# Brief:
Convert the listing below, from the line with "state-ave-truncated[interactable]: AVE [752,1116,795,1156]" up to and including the line with "menu-momentum[interactable]: Momentum [582,808,683,826]", into a JSON list of strings with one string per line. Leave out any blank lines.
++++ Provided data
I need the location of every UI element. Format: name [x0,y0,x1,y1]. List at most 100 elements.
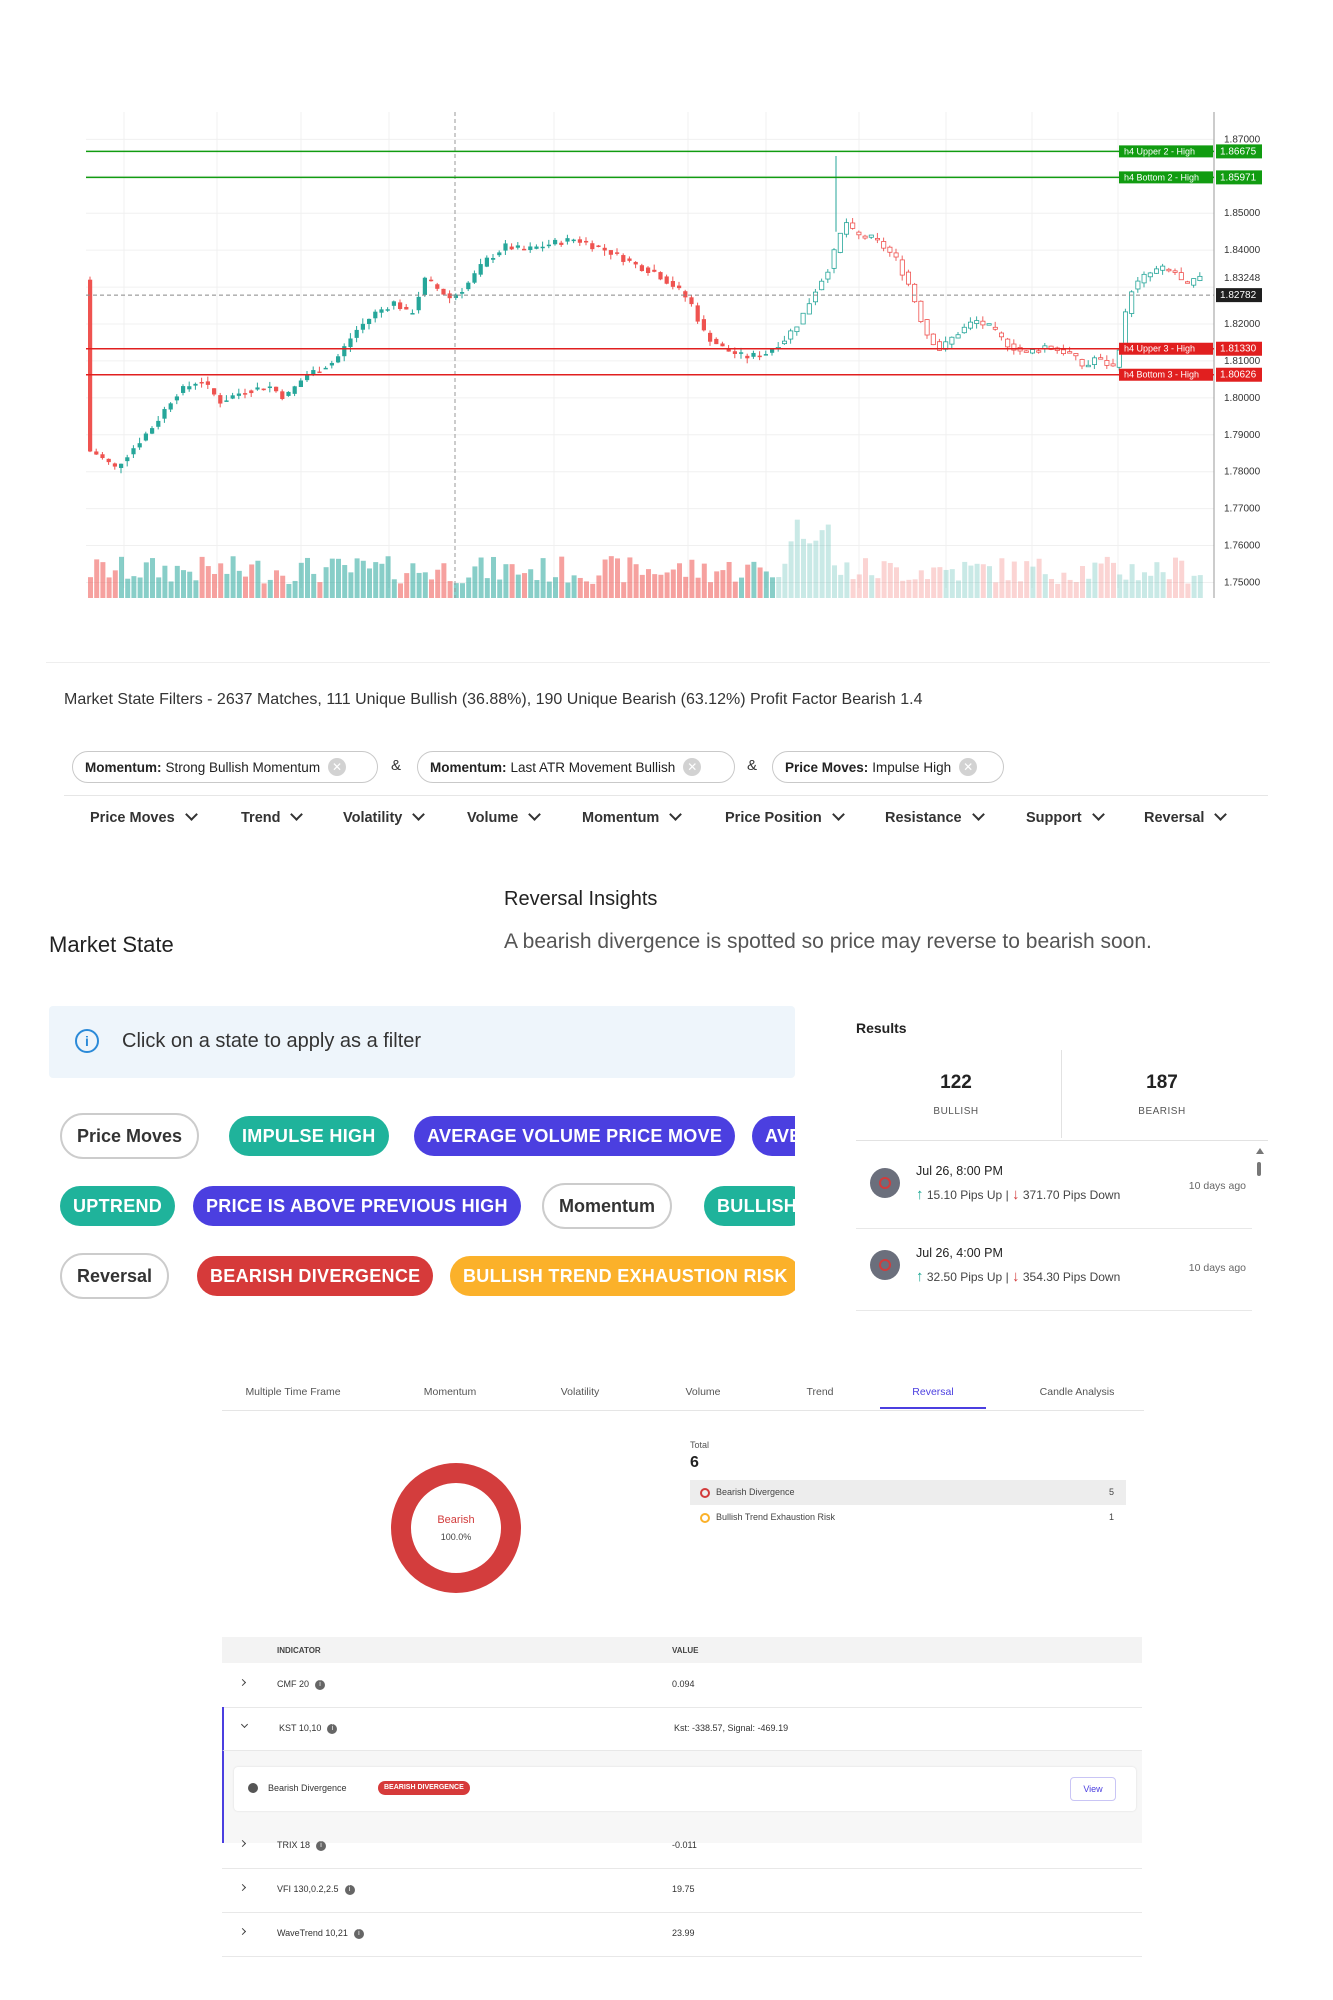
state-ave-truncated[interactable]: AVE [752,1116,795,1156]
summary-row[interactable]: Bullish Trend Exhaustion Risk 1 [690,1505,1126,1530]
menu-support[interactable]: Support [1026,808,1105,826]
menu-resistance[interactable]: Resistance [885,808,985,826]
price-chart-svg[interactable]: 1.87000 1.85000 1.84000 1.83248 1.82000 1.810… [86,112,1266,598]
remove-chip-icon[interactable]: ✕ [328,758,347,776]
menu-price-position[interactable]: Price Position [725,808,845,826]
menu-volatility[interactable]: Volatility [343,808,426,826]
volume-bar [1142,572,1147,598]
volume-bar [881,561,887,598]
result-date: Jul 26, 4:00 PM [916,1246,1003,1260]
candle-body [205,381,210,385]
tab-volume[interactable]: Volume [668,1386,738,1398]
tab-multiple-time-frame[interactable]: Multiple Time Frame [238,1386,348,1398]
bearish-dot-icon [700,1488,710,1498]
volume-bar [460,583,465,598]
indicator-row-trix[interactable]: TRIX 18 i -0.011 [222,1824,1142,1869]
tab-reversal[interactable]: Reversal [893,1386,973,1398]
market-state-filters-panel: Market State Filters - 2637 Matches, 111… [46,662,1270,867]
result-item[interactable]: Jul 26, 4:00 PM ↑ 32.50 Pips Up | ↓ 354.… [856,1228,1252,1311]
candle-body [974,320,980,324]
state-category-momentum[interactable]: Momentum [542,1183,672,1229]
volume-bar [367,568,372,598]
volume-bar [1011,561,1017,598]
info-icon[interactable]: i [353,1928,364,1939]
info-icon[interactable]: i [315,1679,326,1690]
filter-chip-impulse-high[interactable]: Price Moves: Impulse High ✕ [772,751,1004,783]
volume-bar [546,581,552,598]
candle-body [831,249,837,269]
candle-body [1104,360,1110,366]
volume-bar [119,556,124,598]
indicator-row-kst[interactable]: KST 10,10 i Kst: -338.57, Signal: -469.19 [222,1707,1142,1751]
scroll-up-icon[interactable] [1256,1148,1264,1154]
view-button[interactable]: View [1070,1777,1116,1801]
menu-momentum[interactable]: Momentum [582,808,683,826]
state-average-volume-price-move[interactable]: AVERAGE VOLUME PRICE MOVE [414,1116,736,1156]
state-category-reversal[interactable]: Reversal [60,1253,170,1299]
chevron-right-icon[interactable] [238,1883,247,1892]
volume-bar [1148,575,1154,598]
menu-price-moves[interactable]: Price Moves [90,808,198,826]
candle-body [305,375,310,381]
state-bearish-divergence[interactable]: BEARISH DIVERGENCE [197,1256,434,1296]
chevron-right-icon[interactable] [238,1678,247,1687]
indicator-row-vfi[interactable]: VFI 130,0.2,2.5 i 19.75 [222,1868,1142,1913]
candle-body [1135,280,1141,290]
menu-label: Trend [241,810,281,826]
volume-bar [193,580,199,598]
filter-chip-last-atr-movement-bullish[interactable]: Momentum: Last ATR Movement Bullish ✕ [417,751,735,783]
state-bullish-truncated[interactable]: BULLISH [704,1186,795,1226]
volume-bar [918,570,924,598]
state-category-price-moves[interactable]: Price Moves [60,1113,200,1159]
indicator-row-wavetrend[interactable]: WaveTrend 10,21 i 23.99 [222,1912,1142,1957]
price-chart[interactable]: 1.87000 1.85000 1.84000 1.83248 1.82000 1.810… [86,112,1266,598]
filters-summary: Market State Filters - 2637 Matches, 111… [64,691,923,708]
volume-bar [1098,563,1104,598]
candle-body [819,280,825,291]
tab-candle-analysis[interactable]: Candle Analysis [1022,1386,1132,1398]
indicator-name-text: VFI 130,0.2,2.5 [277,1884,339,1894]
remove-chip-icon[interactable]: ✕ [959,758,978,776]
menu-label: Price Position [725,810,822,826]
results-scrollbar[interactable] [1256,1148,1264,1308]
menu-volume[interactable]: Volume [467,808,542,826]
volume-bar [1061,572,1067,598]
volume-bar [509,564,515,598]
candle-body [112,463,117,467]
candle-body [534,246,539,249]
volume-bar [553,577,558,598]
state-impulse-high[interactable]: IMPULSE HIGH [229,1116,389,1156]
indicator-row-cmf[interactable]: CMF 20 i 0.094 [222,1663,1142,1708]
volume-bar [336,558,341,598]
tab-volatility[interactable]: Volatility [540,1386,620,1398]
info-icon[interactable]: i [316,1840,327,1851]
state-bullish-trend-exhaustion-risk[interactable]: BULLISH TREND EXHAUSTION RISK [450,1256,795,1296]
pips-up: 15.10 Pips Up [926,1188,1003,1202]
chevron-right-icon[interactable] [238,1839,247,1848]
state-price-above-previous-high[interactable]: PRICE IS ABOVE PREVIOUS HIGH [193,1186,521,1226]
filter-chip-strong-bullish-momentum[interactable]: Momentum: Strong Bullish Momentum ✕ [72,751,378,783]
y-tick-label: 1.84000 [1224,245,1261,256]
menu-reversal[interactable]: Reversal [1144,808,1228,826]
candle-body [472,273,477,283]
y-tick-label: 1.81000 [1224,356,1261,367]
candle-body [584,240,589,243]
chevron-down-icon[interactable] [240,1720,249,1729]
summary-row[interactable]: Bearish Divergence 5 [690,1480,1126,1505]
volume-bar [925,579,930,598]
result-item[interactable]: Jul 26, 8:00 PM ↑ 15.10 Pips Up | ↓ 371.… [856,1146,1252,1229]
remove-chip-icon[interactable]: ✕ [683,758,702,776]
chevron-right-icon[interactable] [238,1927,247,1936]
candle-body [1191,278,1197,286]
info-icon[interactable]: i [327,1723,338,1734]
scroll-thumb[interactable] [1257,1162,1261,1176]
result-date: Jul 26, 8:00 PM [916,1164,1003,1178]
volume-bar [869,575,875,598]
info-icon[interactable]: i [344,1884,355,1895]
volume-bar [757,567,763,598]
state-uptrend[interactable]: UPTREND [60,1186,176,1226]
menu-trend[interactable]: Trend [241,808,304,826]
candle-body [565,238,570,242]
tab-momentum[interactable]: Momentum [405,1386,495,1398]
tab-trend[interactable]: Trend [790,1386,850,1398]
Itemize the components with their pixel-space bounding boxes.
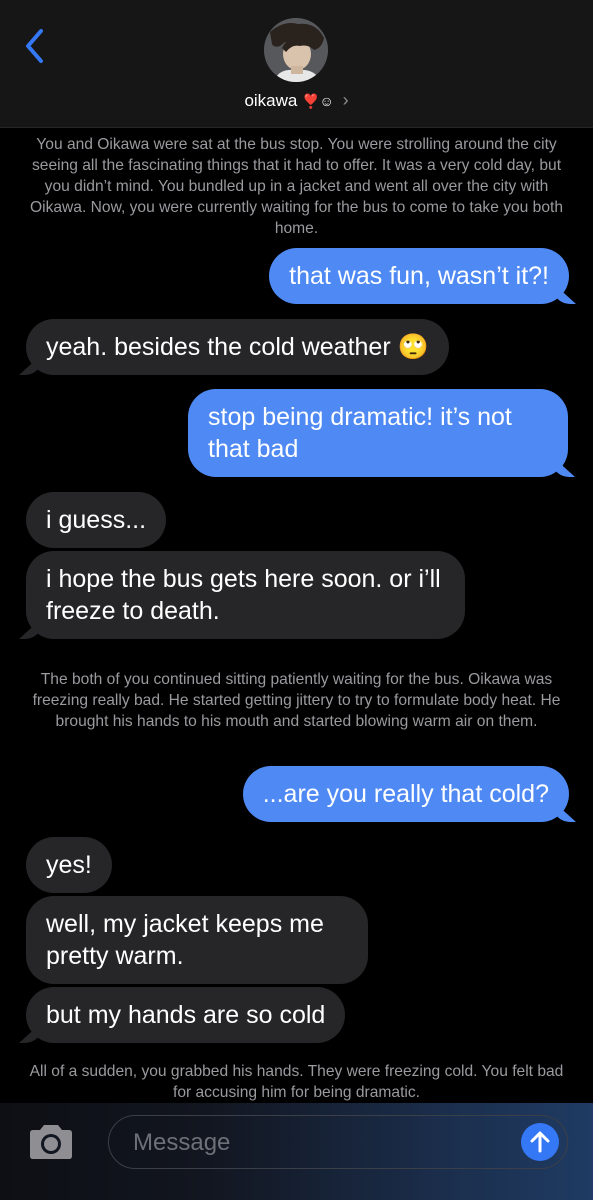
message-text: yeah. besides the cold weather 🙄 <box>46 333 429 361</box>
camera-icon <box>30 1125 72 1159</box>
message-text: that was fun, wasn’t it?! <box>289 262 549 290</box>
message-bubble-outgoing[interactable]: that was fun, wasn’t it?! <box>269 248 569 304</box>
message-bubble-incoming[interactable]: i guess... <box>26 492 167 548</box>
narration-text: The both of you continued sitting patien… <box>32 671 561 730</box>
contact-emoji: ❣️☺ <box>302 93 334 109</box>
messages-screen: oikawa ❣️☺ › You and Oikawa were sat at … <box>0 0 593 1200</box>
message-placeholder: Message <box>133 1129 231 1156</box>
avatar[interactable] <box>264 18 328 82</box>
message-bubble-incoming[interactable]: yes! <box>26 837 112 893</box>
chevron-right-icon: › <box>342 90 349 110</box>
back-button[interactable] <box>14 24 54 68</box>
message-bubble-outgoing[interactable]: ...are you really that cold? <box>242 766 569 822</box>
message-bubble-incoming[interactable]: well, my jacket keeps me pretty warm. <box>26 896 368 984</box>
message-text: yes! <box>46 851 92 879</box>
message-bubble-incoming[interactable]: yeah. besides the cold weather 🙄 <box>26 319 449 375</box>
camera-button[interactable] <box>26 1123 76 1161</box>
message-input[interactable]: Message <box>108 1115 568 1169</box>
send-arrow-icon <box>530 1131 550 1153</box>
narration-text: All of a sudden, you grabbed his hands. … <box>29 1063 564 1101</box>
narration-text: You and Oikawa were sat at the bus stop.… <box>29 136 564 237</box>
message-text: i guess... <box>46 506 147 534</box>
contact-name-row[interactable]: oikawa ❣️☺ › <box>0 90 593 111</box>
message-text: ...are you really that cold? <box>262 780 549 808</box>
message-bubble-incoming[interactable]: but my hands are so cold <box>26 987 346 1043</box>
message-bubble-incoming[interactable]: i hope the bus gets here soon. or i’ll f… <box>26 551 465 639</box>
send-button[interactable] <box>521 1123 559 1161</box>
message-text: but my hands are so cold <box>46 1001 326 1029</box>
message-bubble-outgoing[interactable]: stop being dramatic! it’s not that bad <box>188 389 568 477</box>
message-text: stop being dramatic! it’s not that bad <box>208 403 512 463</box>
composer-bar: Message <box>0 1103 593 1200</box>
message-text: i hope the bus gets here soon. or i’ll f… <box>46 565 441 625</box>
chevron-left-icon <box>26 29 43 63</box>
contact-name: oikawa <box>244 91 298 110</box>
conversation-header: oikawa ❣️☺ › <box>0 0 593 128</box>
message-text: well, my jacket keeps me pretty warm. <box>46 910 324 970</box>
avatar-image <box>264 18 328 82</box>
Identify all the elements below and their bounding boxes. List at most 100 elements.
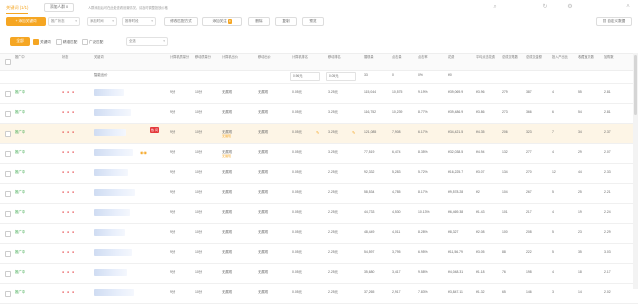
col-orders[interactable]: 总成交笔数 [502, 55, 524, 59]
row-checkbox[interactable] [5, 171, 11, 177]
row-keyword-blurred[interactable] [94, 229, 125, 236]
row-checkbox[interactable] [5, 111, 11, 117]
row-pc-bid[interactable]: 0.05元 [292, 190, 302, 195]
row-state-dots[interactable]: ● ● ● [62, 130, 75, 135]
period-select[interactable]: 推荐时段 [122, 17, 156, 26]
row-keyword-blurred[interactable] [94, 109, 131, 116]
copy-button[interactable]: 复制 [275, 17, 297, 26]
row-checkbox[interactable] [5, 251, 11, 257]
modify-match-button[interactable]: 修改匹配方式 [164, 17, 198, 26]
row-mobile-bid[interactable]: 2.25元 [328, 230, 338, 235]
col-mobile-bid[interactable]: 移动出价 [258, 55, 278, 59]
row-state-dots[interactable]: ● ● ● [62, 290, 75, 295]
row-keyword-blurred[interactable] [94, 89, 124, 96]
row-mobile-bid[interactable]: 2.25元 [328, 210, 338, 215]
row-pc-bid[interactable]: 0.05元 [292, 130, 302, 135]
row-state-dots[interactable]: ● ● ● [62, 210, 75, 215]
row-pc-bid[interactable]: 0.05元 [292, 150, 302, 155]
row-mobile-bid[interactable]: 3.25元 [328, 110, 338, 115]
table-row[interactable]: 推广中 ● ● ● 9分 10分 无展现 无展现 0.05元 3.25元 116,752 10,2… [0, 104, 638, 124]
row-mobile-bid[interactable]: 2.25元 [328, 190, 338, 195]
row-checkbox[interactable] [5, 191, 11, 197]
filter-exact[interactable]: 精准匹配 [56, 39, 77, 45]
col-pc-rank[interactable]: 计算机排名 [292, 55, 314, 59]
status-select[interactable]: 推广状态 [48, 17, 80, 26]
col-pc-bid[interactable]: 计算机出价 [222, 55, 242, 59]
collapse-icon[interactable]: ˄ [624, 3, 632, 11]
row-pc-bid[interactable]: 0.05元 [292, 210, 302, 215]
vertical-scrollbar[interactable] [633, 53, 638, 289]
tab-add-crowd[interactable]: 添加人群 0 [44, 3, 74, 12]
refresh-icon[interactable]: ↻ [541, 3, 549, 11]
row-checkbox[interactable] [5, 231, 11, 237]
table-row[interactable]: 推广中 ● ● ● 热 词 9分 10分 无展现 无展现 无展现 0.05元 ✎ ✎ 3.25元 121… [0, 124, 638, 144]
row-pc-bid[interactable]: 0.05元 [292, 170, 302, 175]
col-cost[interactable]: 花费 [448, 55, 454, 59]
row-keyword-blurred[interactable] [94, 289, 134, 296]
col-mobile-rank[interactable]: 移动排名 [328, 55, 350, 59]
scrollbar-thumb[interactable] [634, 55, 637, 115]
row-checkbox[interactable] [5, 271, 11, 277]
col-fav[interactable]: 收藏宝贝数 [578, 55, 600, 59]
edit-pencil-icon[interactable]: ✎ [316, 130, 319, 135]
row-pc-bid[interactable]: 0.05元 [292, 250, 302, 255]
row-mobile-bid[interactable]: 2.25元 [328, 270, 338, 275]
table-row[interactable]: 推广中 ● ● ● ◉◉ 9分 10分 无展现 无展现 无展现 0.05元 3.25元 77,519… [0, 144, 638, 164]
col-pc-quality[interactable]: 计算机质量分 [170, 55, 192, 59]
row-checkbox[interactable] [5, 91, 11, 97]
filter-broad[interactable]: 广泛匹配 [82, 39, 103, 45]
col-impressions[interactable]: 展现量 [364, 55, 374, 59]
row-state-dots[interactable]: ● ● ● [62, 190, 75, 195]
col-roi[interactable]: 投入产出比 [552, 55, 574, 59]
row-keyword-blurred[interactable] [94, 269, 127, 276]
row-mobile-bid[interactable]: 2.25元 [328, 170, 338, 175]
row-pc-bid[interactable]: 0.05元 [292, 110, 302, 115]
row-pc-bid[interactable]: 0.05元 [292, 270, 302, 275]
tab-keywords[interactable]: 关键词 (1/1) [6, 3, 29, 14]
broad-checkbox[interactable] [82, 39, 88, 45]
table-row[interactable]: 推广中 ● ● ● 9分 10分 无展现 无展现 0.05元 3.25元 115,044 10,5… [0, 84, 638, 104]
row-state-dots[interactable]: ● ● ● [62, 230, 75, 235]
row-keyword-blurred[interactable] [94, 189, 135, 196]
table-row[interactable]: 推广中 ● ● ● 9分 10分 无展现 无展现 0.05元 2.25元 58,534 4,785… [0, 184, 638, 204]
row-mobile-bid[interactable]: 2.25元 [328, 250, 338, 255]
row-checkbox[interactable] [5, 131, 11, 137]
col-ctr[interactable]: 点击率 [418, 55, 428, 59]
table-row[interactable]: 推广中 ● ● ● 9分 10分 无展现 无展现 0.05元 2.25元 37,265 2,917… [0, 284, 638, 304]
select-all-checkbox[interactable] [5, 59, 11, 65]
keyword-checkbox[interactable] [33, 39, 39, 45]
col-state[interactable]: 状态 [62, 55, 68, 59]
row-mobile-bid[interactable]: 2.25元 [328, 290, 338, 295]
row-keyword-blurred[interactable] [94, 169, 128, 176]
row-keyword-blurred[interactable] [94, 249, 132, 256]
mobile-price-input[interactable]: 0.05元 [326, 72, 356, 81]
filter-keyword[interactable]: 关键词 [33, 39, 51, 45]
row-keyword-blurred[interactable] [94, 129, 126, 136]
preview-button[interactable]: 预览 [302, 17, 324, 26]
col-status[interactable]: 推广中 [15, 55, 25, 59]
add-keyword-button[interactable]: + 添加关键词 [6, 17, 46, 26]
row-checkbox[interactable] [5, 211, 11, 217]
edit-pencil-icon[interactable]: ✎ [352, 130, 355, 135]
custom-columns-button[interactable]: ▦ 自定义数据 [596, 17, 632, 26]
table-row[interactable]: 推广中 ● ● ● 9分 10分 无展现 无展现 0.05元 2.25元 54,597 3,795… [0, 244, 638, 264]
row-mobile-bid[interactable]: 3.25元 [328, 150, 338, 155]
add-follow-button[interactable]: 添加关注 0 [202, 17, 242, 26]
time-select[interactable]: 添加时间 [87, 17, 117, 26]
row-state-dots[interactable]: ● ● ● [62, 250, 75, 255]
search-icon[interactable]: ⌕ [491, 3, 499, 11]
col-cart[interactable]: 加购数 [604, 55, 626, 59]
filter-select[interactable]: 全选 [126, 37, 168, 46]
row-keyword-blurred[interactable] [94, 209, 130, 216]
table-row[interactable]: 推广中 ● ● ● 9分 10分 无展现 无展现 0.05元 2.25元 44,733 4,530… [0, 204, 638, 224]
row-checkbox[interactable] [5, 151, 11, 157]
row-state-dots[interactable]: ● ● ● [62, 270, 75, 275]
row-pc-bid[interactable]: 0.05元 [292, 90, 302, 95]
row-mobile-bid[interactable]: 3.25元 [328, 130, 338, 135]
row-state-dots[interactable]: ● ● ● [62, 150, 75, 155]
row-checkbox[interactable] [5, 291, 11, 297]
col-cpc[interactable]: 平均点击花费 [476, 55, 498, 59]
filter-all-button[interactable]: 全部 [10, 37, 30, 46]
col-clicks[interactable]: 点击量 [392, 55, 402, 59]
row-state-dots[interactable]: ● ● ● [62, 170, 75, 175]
++++++++
# Written response:
[
  "state-ave-truncated[interactable]: AVE [752,1116,795,1156]",
  "summary-row[interactable]: Bullish Trend Exhaustion Risk 1 [690,1505,1126,1530]",
  "menu-support[interactable]: Support [1026,808,1105,826]",
  "menu-resistance[interactable]: Resistance [885,808,985,826]",
  "price-chart-svg[interactable]: 1.87000 1.85000 1.84000 1.83248 1.82000 1.810… [86,112,1266,598]",
  "remove-chip-icon[interactable]: ✕ [328,758,347,776]",
  "menu-price-position[interactable]: Price Position [725,808,845,826]",
  "menu-volatility[interactable]: Volatility [343,808,426,826]",
  "volume-bar [1142,572,1147,598]",
  "volume-bar [881,561,887,598]",
  "result-date: Jul 26, 4:00 PM [916,1246,1003,1260]",
  "candle-body [205,381,210,385]",
  "tab-volume[interactable]: Volume [668,1386,738,1398]",
  "tab-multiple-time-frame[interactable]: Multiple Time Frame [238,1386,348,1398]",
  "bearish-dot-icon [700,1488,710,1498]",
  "volume-bar [460,583,465,598]",
  "indicator-row-trix[interactable]: TRIX 18 i -0.011 [222,1824,1142,1869]",
  "tab-reversal[interactable]: Reversal [893,1386,973,1398]",
  "market-state-filters-panel: Market State Filters - 2637 Matches, 111… [46,662,1270,867]",
  "result-item[interactable]: Jul 26, 4:00 PM ↑ 32.50 Pips Up | ↓ 354.… [856,1228,1252,1311]",
  "candle-body [974,320,980,324]",
  "state-category-momentum[interactable]: Momentum [542,1183,672,1229]",
  "volume-bar [367,568,372,598]",
  "volume-bar [1011,561,1017,598]",
  "info-icon[interactable]: i [353,1928,364,1939]",
  "info-icon[interactable]: i [315,1679,326,1690]",
  "filter-chip-impulse-high[interactable]: Price Moves: Impulse High ✕ [772,751,1004,783]",
  "volume-bar [546,581,552,598]",
  "candle-body [831,249,837,269]",
  "candle-body [1104,360,1110,366]",
  "volume-bar [119,556,124,598]",
  "indicator-row-kst[interactable]: KST 10,10 i Kst: -338.57, Signal: -469.19 [222,1707,1142,1751]",
  "scroll-up-icon[interactable] [1256,1148,1264,1154]",
  "view-button[interactable]: View [1070,1777,1116,1801]",
  "menu-momentum[interactable]: Momentum [582,808,683,826]"
]